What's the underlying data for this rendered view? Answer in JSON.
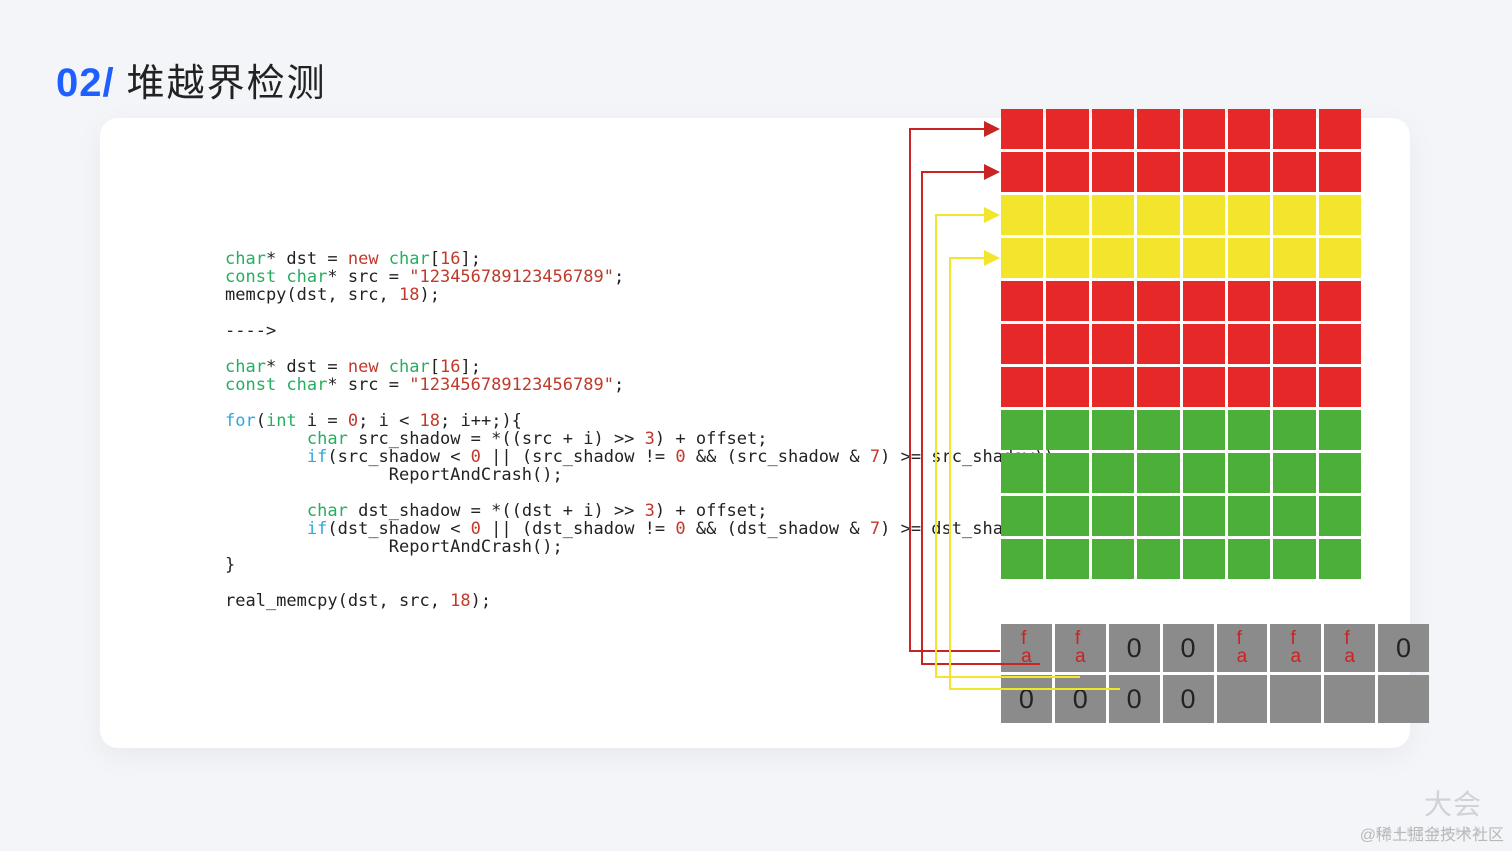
{
  "header": {
    "number": "02/",
    "title": "堆越界检测"
  },
  "code": {
    "l1a": "char",
    "l1b": "* dst = ",
    "l1c": "new",
    "l1d": " char",
    "l1e": "[",
    "l1f": "16",
    "l1g": "];",
    "l2a": "const char",
    "l2b": "* src = ",
    "l2c": "\"123456789123456789\"",
    "l2d": ";",
    "l3a": "memcpy(dst, src, ",
    "l3b": "18",
    "l3c": ");",
    "arrow": "---->",
    "l5a": "char",
    "l5b": "* dst = ",
    "l5c": "new",
    "l5d": " char",
    "l5e": "[",
    "l5f": "16",
    "l5g": "];",
    "l6a": "const char",
    "l6b": "* src = ",
    "l6c": "\"123456789123456789\"",
    "l6d": ";",
    "l8a": "for",
    "l8b": "(",
    "l8c": "int",
    "l8d": " i = ",
    "l8e": "0",
    "l8f": "; i < ",
    "l8g": "18",
    "l8h": "; i++;){",
    "l9a": "        ",
    "l9b": "char",
    "l9c": " src_shadow = *((src + i) >> ",
    "l9d": "3",
    "l9e": ") + offset;",
    "l10a": "        ",
    "l10b": "if",
    "l10c": "(src_shadow < ",
    "l10d": "0",
    "l10e": " || (src_shadow != ",
    "l10f": "0",
    "l10g": " && (src_shadow & ",
    "l10h": "7",
    "l10i": ") >= src_shadow))",
    "l11": "                ReportAndCrash();",
    "l12a": "        ",
    "l12b": "char",
    "l12c": " dst_shadow = *((dst + i) >> ",
    "l12d": "3",
    "l12e": ") + offset;",
    "l13a": "        ",
    "l13b": "if",
    "l13c": "(dst_shadow < ",
    "l13d": "0",
    "l13e": " || (dst_shadow != ",
    "l13f": "0",
    "l13g": " && (dst_shadow & ",
    "l13h": "7",
    "l13i": ") >= dst_shadow))",
    "l14": "                ReportAndCrash();",
    "l15": "}",
    "l17a": "real_memcpy(dst, src, ",
    "l17b": "18",
    "l17c": ");"
  },
  "grid": {
    "rows": [
      [
        "red",
        "red",
        "red",
        "red",
        "red",
        "red",
        "red",
        "red"
      ],
      [
        "red",
        "red",
        "red",
        "red",
        "red",
        "red",
        "red",
        "red"
      ],
      [
        "yellow",
        "yellow",
        "yellow",
        "yellow",
        "yellow",
        "yellow",
        "yellow",
        "yellow"
      ],
      [
        "yellow",
        "yellow",
        "yellow",
        "yellow",
        "yellow",
        "yellow",
        "yellow",
        "yellow"
      ],
      [
        "red",
        "red",
        "red",
        "red",
        "red",
        "red",
        "red",
        "red"
      ],
      [
        "red",
        "red",
        "red",
        "red",
        "red",
        "red",
        "red",
        "red"
      ],
      [
        "red",
        "red",
        "red",
        "red",
        "red",
        "red",
        "red",
        "red"
      ],
      [
        "green",
        "green",
        "green",
        "green",
        "green",
        "green",
        "green",
        "green"
      ],
      [
        "green",
        "green",
        "green",
        "green",
        "green",
        "green",
        "green",
        "green"
      ],
      [
        "green",
        "green",
        "green",
        "green",
        "green",
        "green",
        "green",
        "green"
      ],
      [
        "green",
        "green",
        "green",
        "green",
        "green",
        "green",
        "green",
        "green"
      ]
    ],
    "shadow": [
      [
        "fa",
        "fa",
        "0",
        "0",
        "fa",
        "fa",
        "fa",
        "0"
      ],
      [
        "0",
        "0",
        "0",
        "0",
        "",
        "",
        "",
        ""
      ]
    ]
  },
  "watermark": {
    "text": "@稀土掘金技术社区",
    "logo": "大会",
    "sub": "▮ ▮ ▮ ▮ ▮ | ▮ ▮ ▮ ▮ ▮"
  }
}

-=-=-=-=-

*Work to be completed*
Check every line of the material for the string "char" and give the number of lines that have it, without anything else.

*Task response*
8